*GIVEN REQUEST:* Find and copy lines holding "Namn".
***** PROVIDED MATERIAL *****
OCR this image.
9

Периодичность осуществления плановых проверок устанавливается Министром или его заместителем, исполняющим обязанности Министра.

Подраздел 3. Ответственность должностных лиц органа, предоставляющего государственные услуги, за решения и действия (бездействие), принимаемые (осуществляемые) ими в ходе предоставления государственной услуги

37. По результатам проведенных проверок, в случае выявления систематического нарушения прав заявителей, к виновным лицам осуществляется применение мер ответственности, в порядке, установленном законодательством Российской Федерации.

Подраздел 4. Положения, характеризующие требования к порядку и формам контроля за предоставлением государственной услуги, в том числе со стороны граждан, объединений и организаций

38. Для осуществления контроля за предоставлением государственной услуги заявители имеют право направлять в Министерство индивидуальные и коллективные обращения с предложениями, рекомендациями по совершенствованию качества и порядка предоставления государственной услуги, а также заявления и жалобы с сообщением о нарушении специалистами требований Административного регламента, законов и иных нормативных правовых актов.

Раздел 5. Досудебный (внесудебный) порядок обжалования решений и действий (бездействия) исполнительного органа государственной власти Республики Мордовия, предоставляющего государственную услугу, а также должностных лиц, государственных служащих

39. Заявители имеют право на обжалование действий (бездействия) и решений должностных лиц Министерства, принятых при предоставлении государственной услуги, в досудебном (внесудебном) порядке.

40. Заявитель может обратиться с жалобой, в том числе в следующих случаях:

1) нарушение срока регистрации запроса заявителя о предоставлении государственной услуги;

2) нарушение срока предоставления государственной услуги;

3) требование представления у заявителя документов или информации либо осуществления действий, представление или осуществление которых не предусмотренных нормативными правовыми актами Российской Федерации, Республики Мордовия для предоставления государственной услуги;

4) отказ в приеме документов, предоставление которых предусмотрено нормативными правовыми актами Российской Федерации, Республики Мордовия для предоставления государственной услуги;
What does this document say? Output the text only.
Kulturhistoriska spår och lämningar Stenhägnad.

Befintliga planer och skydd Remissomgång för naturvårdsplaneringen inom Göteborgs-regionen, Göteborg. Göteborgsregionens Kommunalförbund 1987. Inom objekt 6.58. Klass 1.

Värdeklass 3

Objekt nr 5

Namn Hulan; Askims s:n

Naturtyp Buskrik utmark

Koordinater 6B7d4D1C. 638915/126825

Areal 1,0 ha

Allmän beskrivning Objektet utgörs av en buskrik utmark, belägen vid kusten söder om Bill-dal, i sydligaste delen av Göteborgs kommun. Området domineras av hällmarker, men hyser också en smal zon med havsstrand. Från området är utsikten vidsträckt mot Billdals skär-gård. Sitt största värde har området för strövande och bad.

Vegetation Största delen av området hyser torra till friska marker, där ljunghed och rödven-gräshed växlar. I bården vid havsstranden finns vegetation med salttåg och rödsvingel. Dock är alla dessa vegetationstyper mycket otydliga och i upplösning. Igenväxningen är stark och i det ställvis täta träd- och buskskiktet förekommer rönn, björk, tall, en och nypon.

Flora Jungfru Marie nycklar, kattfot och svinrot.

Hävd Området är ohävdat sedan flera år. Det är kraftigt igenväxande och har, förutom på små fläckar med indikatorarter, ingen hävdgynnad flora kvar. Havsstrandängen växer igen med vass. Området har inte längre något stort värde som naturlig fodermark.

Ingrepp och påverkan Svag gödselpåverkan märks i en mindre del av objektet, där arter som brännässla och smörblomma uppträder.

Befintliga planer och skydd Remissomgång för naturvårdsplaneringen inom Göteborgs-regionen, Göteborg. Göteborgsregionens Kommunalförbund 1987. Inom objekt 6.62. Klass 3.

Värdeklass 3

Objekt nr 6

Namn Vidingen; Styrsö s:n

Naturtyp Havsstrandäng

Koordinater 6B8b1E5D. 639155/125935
*****
*OUTPUT:*
Namn Hulan; Askims s:n
Namn Vidingen; Styrsö s:n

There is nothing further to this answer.